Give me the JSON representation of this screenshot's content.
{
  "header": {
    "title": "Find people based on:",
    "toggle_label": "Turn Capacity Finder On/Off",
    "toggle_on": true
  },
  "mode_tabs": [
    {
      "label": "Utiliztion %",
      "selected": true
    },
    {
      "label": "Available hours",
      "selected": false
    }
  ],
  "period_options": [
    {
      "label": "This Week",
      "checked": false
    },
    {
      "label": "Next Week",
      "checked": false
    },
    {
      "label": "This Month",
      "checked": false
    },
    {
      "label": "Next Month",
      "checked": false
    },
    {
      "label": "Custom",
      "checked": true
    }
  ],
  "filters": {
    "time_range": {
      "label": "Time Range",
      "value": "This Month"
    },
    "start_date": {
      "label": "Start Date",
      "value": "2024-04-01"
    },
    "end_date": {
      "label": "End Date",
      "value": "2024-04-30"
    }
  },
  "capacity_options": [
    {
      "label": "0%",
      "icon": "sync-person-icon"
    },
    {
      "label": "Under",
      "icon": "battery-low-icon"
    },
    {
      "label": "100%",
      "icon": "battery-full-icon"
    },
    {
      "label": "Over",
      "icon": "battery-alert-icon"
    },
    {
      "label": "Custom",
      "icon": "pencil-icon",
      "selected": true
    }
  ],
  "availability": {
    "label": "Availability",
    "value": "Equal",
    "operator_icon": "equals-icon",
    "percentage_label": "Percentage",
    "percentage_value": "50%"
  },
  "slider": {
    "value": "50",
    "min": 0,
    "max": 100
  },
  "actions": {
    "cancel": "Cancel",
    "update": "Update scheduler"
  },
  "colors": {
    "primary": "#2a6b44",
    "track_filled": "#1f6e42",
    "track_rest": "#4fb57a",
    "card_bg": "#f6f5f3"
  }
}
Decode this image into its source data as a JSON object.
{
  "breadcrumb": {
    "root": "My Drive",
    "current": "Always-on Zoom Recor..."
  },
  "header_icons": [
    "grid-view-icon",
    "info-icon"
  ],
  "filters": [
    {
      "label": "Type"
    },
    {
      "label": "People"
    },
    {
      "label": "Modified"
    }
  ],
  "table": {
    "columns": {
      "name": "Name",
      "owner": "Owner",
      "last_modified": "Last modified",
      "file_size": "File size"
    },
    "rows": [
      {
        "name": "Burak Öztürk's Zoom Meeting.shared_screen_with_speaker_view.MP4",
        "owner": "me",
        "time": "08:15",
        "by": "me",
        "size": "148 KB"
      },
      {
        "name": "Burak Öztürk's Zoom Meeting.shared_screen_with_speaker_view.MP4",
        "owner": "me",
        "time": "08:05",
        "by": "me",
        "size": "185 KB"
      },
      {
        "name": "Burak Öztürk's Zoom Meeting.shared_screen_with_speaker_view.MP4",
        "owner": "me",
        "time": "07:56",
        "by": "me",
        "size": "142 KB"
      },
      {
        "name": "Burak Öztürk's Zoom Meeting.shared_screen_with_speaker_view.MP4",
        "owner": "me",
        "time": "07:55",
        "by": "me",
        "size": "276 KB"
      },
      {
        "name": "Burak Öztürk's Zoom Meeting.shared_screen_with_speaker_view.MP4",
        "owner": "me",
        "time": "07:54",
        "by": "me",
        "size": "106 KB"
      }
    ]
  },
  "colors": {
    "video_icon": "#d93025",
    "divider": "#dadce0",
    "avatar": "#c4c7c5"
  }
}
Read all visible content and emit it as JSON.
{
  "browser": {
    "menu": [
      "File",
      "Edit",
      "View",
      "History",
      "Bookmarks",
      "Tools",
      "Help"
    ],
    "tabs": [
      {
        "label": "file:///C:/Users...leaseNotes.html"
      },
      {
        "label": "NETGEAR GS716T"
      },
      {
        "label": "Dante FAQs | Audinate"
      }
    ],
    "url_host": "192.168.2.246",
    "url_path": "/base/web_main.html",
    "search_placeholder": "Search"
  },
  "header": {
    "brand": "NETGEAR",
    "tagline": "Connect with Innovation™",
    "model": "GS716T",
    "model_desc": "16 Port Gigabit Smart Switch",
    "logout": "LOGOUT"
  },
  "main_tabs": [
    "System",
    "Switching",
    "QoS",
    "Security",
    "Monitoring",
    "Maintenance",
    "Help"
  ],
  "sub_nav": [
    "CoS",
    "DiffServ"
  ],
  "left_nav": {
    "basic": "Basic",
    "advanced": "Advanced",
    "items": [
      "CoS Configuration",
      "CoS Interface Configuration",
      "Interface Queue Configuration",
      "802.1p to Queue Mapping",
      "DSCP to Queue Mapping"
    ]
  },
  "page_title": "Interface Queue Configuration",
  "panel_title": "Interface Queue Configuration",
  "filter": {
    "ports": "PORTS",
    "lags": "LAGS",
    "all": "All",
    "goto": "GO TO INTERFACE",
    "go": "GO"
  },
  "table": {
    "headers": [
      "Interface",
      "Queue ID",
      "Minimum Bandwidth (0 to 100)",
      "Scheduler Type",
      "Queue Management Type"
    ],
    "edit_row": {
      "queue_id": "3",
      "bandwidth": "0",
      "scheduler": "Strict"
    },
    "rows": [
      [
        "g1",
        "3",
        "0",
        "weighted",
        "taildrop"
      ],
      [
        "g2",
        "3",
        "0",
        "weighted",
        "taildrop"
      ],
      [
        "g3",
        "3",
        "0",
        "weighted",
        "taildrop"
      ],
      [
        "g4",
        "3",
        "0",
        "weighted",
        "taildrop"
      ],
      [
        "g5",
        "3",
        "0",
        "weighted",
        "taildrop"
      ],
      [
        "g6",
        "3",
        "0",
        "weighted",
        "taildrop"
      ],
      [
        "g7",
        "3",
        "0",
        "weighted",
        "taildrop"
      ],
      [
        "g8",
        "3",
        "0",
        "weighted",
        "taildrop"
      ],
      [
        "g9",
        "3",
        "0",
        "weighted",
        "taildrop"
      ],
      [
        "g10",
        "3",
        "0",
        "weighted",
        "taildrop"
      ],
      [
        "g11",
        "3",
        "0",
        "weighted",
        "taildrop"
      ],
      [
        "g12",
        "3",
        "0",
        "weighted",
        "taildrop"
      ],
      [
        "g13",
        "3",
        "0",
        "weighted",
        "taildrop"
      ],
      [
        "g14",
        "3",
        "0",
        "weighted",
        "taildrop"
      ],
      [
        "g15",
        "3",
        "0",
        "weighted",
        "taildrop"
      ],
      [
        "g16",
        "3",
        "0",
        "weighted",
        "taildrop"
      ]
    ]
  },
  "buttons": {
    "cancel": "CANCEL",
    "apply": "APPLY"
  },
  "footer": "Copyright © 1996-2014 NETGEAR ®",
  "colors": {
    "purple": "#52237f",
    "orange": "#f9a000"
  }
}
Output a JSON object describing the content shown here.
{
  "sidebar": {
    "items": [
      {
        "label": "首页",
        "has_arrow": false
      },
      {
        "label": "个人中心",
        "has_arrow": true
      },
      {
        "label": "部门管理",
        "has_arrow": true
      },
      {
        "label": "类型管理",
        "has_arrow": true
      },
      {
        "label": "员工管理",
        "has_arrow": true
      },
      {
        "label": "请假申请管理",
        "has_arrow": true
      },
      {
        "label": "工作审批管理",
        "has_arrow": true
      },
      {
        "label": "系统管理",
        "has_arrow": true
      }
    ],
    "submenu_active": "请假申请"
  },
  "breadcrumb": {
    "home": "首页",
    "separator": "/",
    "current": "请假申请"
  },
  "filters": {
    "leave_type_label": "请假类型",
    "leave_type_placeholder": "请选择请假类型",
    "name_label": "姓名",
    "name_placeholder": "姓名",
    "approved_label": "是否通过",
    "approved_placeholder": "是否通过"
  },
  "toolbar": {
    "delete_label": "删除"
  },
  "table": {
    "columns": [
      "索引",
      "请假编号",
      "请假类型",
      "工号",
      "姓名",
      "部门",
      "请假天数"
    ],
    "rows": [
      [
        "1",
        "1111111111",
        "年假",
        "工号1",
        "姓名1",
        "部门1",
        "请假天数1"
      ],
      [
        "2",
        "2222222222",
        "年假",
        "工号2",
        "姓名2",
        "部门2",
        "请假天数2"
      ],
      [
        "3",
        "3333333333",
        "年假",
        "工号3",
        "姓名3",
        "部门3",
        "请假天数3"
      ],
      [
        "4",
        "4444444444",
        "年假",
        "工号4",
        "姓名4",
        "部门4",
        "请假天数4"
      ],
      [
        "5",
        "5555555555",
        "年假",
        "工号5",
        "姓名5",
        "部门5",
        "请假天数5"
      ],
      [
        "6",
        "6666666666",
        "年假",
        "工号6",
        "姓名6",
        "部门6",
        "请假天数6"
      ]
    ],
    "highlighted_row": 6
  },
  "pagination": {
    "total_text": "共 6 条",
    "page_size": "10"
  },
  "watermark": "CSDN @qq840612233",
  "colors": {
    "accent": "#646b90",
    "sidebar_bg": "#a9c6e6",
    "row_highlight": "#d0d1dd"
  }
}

○ ○ ○ ○

Gather each line in the data that holds the string "NETGEAR".

        "label": "NETGEAR GS716T"
    "brand": "NETGEAR",
  "footer": "Copyright © 1996-2014 NETGEAR ®",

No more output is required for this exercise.